▸ SOURCE DOCUMENT:
■ ■ ■ ■

The podcast that I co-host, The 250, continued our belated Summer of Scorsese last week with a look at Kundun. This week, we’re looking at Gangs of New York. It is a fun and broad discussion that is well worth your time, but it spurred some of my own thoughts about Martin Scorsese’s complicated and messy 2002 passion project.

Martin Scorsese had wanted to make Gangs of New York for over thirty years.

The director had reportedly stumbled across a copy of Herbert Asbury’s book while house-sitting for a friend over New Year in 1970. Gangs of New York became one of the projects that Scorsese desperately wanted to make, alongside The Last Temptation of Christ, which had been given to him by Barbara Hershey on the set of Boxcar Bertha. Of course, Scorsese would not get to make either The Last Temptation of Christ or Gangs of New York during the seventies. Instead, the implosion of New York, New York would set his plans back years.

■ ■ ■ ■

▸ DATASET CONTENT:

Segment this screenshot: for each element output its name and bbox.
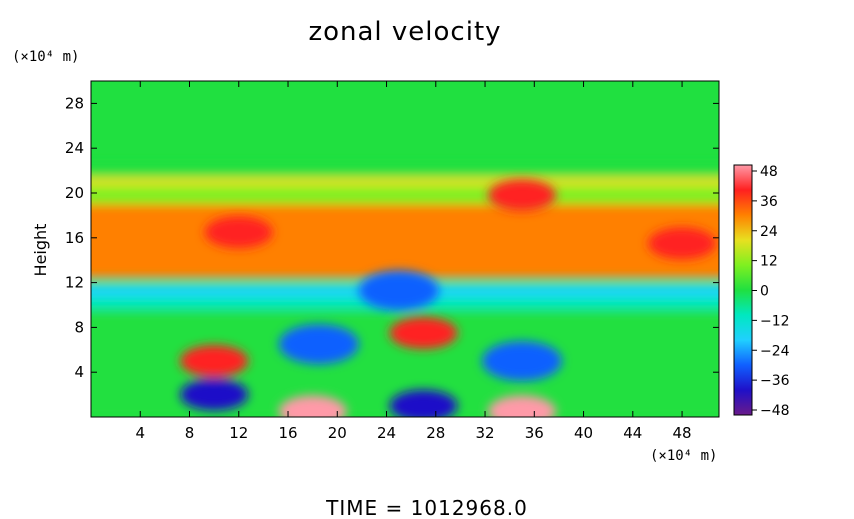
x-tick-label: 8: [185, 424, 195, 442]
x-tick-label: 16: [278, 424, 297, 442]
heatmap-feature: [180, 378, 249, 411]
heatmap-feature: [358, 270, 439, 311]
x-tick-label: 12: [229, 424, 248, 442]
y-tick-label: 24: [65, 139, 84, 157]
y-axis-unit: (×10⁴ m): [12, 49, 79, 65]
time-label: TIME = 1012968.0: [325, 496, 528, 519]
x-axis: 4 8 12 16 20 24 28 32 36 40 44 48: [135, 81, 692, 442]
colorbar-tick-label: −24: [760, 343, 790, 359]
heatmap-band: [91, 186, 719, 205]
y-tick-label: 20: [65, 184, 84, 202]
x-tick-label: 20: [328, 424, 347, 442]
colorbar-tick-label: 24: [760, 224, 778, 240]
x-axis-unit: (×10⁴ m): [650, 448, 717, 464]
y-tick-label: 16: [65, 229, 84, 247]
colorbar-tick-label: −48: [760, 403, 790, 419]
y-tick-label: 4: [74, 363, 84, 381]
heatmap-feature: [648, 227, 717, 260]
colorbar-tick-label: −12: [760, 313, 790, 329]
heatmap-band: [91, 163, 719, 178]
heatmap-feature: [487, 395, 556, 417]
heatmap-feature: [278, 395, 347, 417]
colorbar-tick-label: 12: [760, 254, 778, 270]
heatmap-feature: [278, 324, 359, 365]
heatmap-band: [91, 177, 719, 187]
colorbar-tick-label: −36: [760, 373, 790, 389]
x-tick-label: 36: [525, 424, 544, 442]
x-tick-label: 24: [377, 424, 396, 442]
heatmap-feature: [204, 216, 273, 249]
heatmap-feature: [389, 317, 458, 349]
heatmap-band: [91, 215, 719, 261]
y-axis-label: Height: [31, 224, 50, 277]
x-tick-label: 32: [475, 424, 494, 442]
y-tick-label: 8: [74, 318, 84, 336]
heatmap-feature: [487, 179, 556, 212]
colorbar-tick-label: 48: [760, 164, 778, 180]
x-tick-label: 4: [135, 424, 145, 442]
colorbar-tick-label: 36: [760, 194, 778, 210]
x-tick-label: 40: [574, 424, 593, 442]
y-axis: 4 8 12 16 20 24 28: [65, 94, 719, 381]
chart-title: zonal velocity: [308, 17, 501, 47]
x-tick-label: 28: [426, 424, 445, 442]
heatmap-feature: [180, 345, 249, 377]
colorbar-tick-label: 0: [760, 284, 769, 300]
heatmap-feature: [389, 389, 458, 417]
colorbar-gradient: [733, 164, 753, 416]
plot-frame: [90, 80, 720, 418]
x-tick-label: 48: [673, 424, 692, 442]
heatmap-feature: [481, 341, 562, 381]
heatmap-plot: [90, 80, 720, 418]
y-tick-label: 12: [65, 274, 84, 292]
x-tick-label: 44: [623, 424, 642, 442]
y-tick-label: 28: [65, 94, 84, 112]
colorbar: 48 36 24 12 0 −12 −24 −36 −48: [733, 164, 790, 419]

■ ■ ■ ■

▸ TASKS TO PERFORM:
1) Reproduce the passage of the Gangs of New York text between "The podcast that" and "over thirty years.", inclusive.
2) In the Gangs of New York text, who gave Scorsese The Last Temptation of Christ?

▸ ANSWERS TO THE PROBLEMS:
1)
The podcast that I co-host, The 250, continued our belated Summer of Scorsese last week with a look at Kundun. This week, we’re looking at Gangs of New York. It is a fun and broad discussion that is well worth your time, but it spurred some of my own thoughts about Martin Scorsese’s complicated and messy 2002 passion project.

Martin Scorsese had wanted to make Gangs of New York for over thirty years.

2) Barbara Hershey, on the set of Boxcar Bertha.